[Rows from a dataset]

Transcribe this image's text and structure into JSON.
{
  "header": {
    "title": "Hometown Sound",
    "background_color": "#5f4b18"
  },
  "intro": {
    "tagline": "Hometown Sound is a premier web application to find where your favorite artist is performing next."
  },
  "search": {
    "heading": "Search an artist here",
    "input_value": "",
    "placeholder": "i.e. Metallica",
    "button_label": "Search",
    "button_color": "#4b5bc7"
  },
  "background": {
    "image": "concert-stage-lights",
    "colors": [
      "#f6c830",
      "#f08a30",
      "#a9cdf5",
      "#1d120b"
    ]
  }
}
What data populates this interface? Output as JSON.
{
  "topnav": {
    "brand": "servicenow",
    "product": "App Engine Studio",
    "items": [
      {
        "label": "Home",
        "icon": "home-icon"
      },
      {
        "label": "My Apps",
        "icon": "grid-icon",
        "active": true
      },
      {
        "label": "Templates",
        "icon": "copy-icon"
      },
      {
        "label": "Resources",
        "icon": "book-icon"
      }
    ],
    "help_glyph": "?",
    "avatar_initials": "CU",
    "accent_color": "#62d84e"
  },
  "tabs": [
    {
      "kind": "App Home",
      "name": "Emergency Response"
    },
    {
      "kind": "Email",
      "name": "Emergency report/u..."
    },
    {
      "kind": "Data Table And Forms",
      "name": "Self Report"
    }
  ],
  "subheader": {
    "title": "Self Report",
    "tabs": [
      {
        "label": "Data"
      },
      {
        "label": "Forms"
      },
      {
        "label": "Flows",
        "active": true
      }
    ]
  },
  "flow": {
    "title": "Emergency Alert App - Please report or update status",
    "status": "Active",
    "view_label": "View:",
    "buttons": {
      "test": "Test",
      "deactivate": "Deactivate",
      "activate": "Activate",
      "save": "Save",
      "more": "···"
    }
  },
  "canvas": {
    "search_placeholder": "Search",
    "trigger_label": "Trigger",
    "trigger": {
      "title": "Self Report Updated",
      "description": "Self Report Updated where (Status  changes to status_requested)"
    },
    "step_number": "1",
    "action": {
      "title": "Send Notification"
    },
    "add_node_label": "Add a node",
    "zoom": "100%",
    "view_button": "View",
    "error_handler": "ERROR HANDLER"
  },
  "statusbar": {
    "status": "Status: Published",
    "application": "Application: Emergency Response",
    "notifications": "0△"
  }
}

### Challenge
From the preceding material, extract every line exactly.

### Output
Transcribe this image's text and structure into JSON.
{
  "header": {
    "title": "Hometown Sound",
    "background_color": "#5f4b18"
  },
  "intro": {
    "tagline": "Hometown Sound is a premier web application to find where your favorite artist is performing next."
  },
  "search": {
    "heading": "Search an artist here",
    "input_value": "",
    "placeholder": "i.e. Metallica",
    "button_label": "Search",
    "button_color": "#4b5bc7"
  },
  "background": {
    "image": "concert-stage-lights",
    "colors": [
      "#f6c830",
      "#f08a30",
      "#a9cdf5",
      "#1d120b"
    ]
  }
}
What data populates this interface? Output as JSON.
{
  "topnav": {
    "brand": "servicenow",
    "product": "App Engine Studio",
    "items": [
      {
        "label": "Home",
        "icon": "home-icon"
      },
      {
        "label": "My Apps",
        "icon": "grid-icon",
        "active": true
      },
      {
        "label": "Templates",
        "icon": "copy-icon"
      },
      {
        "label": "Resources",
        "icon": "book-icon"
      }
    ],
    "help_glyph": "?",
    "avatar_initials": "CU",
    "accent_color": "#62d84e"
  },
  "tabs": [
    {
      "kind": "App Home",
      "name": "Emergency Response"
    },
    {
      "kind": "Email",
      "name": "Emergency report/u..."
    },
    {
      "kind": "Data Table And Forms",
      "name": "Self Report"
    }
  ],
  "subheader": {
    "title": "Self Report",
    "tabs": [
      {
        "label": "Data"
      },
      {
        "label": "Forms"
      },
      {
        "label": "Flows",
        "active": true
      }
    ]
  },
  "flow": {
    "title": "Emergency Alert App - Please report or update status",
    "status": "Active",
    "view_label": "View:",
    "buttons": {
      "test": "Test",
      "deactivate": "Deactivate",
      "activate": "Activate",
      "save": "Save",
      "more": "···"
    }
  },
  "canvas": {
    "search_placeholder": "Search",
    "trigger_label": "Trigger",
    "trigger": {
      "title": "Self Report Updated",
      "description": "Self Report Updated where (Status  changes to status_requested)"
    },
    "step_number": "1",
    "action": {
      "title": "Send Notification"
    },
    "add_node_label": "Add a node",
    "zoom": "100%",
    "view_button": "View",
    "error_handler": "ERROR HANDLER"
  },
  "statusbar": {
    "status": "Status: Published",
    "application": "Application: Emergency Response",
    "notifications": "0△"
  }
}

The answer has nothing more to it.